Narrow the data below down to the lines containing "auto".

WORKING DATA:
:::
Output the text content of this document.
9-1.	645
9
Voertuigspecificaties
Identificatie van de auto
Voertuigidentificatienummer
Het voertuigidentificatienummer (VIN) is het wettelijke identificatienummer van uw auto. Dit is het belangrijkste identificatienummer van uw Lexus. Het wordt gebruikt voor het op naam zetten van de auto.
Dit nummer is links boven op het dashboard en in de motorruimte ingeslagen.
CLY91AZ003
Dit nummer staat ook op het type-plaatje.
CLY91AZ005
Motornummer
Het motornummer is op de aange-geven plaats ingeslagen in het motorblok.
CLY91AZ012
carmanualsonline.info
:::
CORRECT OUTPUT:
Identificatie van de auto
Het voertuigidentificatienummer (VIN) is het wettelijke identificatienummer van uw auto. Dit is het belangrijkste identificatienummer van uw Lexus. Het wordt gebruikt voor het op naam zetten van de auto.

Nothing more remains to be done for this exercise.